_DESCRIPTION OF THE TASK_
Identify the lines bearing the string "Invoicing" and gather them.

:::::

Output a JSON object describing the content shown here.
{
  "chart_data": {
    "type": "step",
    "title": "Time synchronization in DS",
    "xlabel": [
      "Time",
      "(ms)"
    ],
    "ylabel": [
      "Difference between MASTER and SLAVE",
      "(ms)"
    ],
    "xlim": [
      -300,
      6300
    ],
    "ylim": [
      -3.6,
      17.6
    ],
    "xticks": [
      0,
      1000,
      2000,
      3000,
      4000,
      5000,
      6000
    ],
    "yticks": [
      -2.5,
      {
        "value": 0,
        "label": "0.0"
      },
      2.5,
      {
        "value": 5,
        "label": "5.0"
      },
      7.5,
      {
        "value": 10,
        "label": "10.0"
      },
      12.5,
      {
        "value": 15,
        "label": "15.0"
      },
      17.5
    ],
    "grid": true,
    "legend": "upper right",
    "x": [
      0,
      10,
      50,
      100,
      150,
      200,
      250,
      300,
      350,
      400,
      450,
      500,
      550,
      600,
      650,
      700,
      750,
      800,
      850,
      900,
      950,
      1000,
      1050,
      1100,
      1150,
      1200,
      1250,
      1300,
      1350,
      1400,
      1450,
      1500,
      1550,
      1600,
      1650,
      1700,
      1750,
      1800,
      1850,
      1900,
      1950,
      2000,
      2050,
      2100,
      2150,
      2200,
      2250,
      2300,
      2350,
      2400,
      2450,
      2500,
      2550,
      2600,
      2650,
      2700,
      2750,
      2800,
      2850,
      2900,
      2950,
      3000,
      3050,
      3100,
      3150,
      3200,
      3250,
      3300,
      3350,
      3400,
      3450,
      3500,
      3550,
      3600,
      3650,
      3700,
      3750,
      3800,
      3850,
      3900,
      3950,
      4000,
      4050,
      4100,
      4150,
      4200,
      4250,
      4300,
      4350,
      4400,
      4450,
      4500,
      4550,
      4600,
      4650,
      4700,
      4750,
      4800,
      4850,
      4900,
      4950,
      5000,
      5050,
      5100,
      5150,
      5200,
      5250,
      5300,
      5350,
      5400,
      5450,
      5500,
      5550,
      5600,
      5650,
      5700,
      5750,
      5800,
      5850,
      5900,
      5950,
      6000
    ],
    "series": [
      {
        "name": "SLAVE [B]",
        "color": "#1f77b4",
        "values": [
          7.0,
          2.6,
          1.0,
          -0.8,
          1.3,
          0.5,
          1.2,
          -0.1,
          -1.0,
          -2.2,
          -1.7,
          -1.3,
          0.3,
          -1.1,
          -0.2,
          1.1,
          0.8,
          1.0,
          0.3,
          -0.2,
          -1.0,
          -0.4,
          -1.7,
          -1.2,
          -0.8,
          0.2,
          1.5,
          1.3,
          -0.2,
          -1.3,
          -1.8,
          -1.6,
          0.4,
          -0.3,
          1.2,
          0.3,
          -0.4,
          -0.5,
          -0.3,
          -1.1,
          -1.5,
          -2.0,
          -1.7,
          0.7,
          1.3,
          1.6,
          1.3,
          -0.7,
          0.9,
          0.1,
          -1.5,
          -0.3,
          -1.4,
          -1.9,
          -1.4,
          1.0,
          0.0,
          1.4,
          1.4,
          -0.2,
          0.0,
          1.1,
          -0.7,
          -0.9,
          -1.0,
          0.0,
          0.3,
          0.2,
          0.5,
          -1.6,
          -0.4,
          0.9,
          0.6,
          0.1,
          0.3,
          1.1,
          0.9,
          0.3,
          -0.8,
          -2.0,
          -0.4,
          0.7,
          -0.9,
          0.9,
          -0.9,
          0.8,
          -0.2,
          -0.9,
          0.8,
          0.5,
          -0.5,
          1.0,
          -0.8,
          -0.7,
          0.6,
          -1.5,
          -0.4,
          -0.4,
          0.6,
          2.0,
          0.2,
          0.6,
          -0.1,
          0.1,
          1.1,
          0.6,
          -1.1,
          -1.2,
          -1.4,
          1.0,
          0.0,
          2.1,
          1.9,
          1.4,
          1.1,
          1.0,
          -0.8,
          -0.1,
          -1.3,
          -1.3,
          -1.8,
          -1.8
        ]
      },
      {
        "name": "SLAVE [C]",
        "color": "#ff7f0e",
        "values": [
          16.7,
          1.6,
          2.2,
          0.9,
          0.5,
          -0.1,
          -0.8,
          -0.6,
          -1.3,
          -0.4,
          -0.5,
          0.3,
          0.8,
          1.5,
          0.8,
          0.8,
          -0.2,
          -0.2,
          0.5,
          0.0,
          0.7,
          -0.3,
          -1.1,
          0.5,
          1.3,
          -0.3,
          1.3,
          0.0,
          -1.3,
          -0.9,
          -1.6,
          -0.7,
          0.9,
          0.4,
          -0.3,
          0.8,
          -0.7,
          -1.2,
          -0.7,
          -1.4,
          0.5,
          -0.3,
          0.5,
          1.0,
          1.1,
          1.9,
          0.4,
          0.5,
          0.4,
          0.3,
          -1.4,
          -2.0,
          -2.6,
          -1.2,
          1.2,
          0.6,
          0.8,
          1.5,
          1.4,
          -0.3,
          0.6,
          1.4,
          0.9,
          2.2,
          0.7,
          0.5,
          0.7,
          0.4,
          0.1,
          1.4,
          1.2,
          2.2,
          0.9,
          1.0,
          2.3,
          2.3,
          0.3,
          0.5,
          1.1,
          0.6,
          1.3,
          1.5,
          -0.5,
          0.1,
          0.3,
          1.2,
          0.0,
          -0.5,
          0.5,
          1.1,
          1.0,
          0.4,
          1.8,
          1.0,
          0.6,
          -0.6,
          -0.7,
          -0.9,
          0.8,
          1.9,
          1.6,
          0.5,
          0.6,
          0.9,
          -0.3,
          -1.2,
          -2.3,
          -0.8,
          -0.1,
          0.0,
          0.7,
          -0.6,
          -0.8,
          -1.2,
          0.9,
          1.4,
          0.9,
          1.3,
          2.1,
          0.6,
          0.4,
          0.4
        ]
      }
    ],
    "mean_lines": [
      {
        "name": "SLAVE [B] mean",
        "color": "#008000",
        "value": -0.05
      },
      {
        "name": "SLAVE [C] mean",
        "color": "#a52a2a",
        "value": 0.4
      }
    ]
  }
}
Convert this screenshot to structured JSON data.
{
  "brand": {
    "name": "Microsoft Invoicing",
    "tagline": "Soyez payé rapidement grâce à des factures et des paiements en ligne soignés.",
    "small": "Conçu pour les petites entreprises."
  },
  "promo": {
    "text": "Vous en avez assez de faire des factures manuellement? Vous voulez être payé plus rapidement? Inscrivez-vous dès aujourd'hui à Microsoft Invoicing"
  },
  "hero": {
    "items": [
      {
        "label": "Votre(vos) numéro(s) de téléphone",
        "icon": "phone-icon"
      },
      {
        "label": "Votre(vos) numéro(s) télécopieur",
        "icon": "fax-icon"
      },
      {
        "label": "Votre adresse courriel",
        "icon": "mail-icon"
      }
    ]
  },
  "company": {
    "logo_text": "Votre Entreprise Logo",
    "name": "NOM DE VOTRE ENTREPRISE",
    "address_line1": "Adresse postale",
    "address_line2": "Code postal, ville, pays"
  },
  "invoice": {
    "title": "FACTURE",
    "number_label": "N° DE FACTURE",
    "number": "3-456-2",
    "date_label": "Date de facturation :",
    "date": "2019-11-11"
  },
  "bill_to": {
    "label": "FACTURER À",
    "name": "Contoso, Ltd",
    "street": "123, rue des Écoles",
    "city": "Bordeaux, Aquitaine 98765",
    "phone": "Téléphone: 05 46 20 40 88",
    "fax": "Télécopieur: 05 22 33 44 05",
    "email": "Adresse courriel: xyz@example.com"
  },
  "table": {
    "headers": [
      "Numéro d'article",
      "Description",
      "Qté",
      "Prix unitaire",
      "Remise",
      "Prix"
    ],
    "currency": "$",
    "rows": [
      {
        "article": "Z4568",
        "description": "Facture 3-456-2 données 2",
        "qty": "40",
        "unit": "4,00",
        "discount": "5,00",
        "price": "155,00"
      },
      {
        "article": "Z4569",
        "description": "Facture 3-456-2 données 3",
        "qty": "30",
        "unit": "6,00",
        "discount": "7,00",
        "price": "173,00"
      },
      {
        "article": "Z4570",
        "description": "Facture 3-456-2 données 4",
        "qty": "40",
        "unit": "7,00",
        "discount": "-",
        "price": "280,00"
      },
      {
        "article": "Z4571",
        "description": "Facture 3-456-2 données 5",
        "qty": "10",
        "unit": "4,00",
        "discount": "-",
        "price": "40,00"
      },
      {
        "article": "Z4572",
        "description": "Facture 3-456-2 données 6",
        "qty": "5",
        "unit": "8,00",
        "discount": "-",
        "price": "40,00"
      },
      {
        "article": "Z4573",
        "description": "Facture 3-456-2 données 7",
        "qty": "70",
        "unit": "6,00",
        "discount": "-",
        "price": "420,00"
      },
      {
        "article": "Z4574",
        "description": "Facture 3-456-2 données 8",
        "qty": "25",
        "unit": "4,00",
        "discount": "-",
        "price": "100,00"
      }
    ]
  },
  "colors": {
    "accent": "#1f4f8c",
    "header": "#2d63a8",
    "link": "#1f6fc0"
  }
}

:::::

_ANSWER TO THE TASK_
    "name": "Microsoft Invoicing",
    "text": "Vous en avez assez de faire des factures manuellement? Vous voulez être payé plus rapidement? Inscrivez-vous dès aujourd'hui à Microsoft Invoicing"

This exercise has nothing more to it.